▸ Task statement
Check every line below for the word "Third" and copy the ones that have it.

▸ Data supplied

────────────────────────────────────────

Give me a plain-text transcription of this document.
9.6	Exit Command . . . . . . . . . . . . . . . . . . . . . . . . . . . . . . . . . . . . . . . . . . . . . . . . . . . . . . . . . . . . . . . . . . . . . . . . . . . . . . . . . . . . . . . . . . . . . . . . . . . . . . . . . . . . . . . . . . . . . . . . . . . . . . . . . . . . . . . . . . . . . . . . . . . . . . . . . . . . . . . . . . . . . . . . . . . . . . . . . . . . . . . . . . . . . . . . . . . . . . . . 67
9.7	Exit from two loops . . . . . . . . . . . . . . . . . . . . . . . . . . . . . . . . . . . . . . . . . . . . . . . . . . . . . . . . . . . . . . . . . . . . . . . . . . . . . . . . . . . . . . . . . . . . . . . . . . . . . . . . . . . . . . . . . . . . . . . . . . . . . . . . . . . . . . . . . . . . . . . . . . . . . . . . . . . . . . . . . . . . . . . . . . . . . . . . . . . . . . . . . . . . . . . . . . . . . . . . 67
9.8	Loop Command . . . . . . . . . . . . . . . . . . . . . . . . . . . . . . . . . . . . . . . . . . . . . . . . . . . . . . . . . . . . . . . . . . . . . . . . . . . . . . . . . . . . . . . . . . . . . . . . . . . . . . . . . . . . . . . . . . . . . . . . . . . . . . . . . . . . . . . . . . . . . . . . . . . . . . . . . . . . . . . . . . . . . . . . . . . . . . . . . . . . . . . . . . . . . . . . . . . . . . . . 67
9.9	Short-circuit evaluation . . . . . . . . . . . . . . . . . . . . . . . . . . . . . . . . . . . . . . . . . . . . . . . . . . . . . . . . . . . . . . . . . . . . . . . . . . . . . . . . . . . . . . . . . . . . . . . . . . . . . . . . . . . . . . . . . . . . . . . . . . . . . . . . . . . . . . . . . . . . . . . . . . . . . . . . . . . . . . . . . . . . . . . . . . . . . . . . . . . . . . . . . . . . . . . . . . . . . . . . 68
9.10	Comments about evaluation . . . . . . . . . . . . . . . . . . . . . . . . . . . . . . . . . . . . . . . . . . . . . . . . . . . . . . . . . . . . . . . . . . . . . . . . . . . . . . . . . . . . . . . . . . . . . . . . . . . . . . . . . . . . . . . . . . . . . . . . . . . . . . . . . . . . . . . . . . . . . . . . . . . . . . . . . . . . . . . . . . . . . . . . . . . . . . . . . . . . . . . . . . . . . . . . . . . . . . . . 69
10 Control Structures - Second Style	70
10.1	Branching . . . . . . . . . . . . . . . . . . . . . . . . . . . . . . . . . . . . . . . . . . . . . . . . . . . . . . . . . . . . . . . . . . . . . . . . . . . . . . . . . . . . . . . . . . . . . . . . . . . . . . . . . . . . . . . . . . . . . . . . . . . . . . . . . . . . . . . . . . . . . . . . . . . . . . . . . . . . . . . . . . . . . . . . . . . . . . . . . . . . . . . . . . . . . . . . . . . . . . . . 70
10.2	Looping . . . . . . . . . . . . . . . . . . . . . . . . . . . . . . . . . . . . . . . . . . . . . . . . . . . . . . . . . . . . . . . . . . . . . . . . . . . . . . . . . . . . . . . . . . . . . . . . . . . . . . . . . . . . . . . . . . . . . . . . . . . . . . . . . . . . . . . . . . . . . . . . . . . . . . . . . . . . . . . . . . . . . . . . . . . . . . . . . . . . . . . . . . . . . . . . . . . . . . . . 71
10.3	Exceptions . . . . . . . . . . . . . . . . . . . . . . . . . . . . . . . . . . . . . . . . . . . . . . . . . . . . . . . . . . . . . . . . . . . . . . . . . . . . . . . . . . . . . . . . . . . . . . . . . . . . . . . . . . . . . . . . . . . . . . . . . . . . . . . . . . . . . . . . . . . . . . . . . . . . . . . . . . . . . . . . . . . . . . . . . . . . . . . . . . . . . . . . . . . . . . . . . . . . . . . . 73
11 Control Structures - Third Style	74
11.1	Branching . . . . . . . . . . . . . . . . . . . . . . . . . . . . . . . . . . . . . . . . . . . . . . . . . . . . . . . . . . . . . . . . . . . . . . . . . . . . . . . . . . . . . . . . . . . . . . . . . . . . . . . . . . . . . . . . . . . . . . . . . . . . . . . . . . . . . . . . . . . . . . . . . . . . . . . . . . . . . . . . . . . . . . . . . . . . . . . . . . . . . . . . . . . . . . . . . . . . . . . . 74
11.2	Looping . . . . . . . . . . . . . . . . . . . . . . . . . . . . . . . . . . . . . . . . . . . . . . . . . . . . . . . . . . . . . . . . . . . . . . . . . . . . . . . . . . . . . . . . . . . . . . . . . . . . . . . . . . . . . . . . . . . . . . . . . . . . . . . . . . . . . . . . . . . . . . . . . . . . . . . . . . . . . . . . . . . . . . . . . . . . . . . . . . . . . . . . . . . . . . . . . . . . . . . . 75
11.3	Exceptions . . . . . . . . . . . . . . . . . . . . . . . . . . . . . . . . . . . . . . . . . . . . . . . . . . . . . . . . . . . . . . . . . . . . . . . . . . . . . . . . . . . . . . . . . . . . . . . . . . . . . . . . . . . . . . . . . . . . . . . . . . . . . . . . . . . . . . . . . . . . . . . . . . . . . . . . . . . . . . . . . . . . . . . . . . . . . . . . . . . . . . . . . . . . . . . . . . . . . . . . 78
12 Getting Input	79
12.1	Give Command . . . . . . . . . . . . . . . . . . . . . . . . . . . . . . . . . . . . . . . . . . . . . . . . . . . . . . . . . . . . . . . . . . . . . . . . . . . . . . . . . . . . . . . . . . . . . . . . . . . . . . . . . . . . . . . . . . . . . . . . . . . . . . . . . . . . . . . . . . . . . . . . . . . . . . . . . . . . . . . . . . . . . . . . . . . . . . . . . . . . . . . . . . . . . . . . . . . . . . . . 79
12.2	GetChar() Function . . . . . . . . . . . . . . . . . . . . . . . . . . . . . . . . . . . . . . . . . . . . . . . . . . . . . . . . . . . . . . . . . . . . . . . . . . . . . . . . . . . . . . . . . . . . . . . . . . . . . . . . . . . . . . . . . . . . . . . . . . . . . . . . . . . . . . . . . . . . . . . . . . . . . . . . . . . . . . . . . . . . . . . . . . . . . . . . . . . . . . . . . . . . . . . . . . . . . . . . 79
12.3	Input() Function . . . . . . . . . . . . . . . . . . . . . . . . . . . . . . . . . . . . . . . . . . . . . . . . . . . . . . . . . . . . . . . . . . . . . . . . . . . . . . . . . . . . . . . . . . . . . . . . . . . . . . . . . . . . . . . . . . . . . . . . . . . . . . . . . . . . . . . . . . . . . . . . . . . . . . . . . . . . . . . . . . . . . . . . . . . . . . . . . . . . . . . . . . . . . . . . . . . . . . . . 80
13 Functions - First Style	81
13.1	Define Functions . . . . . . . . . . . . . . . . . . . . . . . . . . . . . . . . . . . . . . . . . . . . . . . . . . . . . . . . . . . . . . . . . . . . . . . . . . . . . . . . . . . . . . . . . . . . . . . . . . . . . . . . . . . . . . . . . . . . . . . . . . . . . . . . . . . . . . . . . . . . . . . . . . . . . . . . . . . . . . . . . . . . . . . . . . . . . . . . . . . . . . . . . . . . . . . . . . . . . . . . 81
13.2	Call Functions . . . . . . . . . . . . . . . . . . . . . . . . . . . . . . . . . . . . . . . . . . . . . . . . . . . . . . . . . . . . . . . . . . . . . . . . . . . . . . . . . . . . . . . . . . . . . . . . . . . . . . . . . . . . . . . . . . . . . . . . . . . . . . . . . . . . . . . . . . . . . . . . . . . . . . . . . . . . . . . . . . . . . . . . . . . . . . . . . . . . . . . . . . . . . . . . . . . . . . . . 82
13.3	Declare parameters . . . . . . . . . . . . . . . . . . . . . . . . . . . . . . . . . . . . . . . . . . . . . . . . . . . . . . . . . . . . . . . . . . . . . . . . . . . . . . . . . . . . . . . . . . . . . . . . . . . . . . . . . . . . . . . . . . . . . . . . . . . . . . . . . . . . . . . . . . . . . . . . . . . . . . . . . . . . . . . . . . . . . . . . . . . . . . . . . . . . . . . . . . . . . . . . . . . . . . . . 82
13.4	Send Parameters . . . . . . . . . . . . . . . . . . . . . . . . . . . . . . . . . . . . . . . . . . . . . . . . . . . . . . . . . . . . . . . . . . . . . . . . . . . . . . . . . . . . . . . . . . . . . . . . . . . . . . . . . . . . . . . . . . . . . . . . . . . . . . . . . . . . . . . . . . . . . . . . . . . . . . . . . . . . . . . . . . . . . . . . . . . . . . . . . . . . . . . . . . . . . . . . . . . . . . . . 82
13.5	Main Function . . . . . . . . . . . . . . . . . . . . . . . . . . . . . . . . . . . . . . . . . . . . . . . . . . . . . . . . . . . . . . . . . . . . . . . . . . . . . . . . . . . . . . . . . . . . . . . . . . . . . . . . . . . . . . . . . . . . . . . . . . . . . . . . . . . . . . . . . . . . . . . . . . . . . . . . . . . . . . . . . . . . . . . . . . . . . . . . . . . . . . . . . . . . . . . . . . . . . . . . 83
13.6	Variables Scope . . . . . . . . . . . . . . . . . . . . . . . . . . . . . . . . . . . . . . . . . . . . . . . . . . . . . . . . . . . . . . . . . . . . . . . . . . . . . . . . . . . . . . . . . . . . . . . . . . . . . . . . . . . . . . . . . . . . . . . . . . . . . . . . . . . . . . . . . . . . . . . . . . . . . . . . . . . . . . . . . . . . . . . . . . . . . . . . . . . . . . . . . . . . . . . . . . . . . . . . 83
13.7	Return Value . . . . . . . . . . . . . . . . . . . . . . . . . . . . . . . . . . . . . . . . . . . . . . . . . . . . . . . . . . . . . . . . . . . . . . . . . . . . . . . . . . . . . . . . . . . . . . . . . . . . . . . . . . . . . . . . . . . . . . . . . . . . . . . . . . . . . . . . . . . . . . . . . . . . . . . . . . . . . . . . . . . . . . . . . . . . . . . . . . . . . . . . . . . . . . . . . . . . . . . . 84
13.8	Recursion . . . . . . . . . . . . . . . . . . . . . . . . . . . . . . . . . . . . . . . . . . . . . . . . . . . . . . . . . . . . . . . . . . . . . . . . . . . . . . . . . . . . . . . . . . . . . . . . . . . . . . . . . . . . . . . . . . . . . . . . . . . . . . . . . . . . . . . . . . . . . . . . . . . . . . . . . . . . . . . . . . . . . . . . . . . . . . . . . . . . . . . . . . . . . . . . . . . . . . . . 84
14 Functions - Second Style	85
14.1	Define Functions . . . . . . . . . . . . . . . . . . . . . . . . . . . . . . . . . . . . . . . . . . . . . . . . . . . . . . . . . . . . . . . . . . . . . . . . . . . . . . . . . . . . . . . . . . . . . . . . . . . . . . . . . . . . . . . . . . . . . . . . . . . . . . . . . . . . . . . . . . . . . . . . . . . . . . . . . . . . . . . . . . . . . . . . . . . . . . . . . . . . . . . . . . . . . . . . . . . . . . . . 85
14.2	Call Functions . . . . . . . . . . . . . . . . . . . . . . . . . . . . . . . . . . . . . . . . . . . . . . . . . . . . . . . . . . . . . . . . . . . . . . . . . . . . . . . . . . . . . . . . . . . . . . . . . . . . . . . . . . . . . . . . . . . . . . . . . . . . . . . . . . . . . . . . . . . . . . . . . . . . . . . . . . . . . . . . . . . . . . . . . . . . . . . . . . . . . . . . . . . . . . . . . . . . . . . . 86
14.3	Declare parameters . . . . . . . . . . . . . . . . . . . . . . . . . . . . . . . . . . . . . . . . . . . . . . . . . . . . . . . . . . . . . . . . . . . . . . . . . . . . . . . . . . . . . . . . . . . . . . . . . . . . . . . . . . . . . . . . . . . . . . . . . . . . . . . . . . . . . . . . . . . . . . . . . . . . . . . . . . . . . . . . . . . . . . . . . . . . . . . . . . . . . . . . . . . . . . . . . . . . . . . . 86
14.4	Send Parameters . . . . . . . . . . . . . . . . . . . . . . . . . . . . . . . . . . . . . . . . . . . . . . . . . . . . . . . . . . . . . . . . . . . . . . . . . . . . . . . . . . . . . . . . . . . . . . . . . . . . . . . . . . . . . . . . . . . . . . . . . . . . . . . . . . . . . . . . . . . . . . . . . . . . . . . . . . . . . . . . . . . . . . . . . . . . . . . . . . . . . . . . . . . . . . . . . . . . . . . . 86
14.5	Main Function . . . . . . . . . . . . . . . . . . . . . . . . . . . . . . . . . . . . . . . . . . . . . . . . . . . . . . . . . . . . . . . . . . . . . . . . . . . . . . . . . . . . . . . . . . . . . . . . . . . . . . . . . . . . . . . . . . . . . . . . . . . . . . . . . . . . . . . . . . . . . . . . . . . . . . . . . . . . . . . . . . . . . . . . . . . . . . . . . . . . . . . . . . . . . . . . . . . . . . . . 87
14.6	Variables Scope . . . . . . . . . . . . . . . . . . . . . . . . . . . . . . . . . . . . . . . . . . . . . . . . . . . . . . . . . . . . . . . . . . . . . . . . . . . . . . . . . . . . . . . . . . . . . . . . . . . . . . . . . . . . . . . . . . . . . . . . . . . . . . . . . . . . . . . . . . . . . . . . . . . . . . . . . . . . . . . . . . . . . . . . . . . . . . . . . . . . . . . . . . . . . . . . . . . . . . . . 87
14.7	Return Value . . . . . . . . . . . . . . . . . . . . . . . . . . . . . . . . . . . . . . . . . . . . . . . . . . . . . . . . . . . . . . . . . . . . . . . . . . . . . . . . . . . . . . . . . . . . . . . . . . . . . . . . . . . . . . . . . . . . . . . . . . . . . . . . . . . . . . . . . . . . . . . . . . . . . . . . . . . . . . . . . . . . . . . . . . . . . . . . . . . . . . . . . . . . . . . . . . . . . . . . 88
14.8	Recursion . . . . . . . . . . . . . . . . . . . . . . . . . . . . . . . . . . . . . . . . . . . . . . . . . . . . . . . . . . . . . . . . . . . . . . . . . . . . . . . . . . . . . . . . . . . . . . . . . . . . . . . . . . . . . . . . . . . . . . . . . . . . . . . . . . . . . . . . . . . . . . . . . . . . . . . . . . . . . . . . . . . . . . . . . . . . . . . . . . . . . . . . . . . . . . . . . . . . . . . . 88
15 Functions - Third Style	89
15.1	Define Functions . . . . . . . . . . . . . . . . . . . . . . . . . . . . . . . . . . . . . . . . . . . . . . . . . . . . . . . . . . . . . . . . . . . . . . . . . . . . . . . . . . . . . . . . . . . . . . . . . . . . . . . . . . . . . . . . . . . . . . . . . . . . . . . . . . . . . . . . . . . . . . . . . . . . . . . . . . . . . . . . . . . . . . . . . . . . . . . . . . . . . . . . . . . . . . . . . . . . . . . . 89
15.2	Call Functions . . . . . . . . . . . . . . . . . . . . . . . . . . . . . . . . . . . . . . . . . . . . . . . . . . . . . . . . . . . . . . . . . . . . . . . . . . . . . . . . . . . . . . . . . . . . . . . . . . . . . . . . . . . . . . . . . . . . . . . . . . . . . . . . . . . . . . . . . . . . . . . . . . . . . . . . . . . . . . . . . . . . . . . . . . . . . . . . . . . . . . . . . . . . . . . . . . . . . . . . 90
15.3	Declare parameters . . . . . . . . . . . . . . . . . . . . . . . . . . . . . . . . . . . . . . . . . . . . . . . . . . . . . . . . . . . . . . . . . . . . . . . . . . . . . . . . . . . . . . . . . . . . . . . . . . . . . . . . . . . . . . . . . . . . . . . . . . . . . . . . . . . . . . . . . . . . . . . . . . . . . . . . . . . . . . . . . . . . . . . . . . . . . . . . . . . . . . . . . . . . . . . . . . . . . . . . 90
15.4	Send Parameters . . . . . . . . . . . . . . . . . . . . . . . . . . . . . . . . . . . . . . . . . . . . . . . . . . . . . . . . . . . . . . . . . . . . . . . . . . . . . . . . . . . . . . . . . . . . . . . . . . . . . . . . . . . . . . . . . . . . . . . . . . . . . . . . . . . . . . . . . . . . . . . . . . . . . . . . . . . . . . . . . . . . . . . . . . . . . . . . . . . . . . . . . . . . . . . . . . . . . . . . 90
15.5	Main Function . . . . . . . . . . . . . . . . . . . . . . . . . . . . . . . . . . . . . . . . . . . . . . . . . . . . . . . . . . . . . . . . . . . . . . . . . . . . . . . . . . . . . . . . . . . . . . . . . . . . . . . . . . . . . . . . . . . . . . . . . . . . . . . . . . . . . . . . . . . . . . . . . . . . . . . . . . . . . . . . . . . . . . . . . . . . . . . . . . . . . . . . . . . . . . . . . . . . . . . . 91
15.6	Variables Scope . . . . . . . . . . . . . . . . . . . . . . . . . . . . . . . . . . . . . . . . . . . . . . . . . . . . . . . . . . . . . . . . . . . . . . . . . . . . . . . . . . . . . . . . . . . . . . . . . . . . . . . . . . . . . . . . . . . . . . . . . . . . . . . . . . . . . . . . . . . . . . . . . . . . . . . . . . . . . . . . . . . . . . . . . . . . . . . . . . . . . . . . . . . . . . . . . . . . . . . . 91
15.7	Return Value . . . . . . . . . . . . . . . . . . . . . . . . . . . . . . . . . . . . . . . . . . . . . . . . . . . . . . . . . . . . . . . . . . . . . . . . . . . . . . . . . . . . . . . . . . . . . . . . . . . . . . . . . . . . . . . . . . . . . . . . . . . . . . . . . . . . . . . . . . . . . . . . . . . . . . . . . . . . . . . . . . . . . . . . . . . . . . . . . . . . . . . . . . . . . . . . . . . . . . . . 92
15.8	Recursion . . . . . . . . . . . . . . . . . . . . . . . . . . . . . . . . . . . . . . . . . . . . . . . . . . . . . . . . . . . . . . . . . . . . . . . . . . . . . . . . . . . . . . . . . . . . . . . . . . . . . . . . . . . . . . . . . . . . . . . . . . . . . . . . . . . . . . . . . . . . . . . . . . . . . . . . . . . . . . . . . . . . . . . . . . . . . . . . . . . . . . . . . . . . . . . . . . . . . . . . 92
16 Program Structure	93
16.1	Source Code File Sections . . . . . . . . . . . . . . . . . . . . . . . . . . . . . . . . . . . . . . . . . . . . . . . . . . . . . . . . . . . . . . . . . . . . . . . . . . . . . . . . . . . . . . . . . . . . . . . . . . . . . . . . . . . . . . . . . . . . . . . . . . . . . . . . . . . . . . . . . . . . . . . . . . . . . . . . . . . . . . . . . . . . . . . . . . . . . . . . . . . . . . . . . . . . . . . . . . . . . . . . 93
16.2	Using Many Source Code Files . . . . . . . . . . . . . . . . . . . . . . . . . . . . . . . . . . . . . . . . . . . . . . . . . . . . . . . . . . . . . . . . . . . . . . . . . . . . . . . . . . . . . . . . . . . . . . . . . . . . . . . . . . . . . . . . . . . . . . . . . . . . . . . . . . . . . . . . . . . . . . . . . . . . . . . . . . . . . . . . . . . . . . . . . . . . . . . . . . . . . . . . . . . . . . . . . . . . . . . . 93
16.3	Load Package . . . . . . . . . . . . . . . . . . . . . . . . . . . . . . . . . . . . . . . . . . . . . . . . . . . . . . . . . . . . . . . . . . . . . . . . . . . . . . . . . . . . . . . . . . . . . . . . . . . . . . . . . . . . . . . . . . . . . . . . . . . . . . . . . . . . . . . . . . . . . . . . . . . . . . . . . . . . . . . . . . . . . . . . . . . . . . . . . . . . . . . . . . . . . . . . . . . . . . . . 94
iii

────────────────────────────────────────

▸ Output
11 Control Structures - Third Style	74
15 Functions - Third Style	89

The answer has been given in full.